## WHAT YOU ARE ASKED TO DO
Without changing anything, reproduce every record below.

——————

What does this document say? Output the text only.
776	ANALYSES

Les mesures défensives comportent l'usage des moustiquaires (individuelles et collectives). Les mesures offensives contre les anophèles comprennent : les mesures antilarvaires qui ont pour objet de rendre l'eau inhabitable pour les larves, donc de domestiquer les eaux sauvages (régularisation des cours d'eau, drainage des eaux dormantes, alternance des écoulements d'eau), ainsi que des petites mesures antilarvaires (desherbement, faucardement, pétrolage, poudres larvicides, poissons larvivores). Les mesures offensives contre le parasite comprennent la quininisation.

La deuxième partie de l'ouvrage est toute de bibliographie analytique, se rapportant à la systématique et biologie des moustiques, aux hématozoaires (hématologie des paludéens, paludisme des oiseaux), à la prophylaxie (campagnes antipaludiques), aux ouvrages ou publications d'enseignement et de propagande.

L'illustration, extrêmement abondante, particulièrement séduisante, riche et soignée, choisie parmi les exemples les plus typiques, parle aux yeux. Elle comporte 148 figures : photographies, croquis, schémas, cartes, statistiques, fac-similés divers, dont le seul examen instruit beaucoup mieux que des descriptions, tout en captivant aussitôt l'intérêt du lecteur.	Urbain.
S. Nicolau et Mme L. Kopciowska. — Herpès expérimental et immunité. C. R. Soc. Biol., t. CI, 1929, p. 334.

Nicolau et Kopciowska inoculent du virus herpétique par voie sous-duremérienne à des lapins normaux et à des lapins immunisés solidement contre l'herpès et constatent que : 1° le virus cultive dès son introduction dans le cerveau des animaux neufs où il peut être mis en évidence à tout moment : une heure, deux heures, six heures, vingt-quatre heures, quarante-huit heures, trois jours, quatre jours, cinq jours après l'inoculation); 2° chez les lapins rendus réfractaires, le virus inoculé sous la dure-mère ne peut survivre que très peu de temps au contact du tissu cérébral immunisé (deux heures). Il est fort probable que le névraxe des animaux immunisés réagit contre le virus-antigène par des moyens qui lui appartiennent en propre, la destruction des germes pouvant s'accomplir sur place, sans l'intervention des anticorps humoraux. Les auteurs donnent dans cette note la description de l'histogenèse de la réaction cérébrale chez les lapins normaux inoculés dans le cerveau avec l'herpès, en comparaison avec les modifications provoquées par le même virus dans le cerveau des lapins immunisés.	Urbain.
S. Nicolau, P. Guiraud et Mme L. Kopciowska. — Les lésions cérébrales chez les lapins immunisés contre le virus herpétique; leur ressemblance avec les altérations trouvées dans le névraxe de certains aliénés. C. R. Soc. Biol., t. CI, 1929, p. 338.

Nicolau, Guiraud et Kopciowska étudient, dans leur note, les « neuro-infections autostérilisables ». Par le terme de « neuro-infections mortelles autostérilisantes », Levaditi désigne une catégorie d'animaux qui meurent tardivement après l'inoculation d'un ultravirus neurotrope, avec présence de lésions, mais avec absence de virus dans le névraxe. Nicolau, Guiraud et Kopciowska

——————

## ANSWER BELOW
What does this document say? Output the text only.
776	ANALYSES

Les mesures défensives comportent l'usage des moustiquaires (individuelles et collectives). Les mesures offensives contre les anophèles comprennent : les mesures antilarvaires qui ont pour objet de rendre l'eau inhabitable pour les larves, donc de domestiquer les eaux sauvages (régularisation des cours d'eau, drainage des eaux dormantes, alternance des écoulements d'eau), ainsi que des petites mesures antilarvaires (desherbement, faucardement, pétrolage, poudres larvicides, poissons larvivores). Les mesures offensives contre le parasite comprennent la quininisation.

La deuxième partie de l'ouvrage est toute de bibliographie analytique, se rapportant à la systématique et biologie des moustiques, aux hématozoaires (hématologie des paludéens, paludisme des oiseaux), à la prophylaxie (campagnes antipaludiques), aux ouvrages ou publications d'enseignement et de propagande.

L'illustration, extrêmement abondante, particulièrement séduisante, riche et soignée, choisie parmi les exemples les plus typiques, parle aux yeux. Elle comporte 148 figures : photographies, croquis, schémas, cartes, statistiques, fac-similés divers, dont le seul examen instruit beaucoup mieux que des descriptions, tout en captivant aussitôt l'intérêt du lecteur.	Urbain.
S. Nicolau et Mme L. Kopciowska. — Herpès expérimental et immunité. C. R. Soc. Biol., t. CI, 1929, p. 334.

Nicolau et Kopciowska inoculent du virus herpétique par voie sous-duremérienne à des lapins normaux et à des lapins immunisés solidement contre l'herpès et constatent que : 1° le virus cultive dès son introduction dans le cerveau des animaux neufs où il peut être mis en évidence à tout moment : une heure, deux heures, six heures, vingt-quatre heures, quarante-huit heures, trois jours, quatre jours, cinq jours après l'inoculation); 2° chez les lapins rendus réfractaires, le virus inoculé sous la dure-mère ne peut survivre que très peu de temps au contact du tissu cérébral immunisé (deux heures). Il est fort probable que le névraxe des animaux immunisés réagit contre le virus-antigène par des moyens qui lui appartiennent en propre, la destruction des germes pouvant s'accomplir sur place, sans l'intervention des anticorps humoraux. Les auteurs donnent dans cette note la description de l'histogenèse de la réaction cérébrale chez les lapins normaux inoculés dans le cerveau avec l'herpès, en comparaison avec les modifications provoquées par le même virus dans le cerveau des lapins immunisés.	Urbain.
S. Nicolau, P. Guiraud et Mme L. Kopciowska. — Les lésions cérébrales chez les lapins immunisés contre le virus herpétique; leur ressemblance avec les altérations trouvées dans le névraxe de certains aliénés. C. R. Soc. Biol., t. CI, 1929, p. 338.

Nicolau, Guiraud et Kopciowska étudient, dans leur note, les « neuro-infections autostérilisables ». Par le terme de « neuro-infections mortelles autostérilisantes », Levaditi désigne une catégorie d'animaux qui meurent tardivement après l'inoculation d'un ultravirus neurotrope, avec présence de lésions, mais avec absence de virus dans le névraxe. Nicolau, Guiraud et Kopciowska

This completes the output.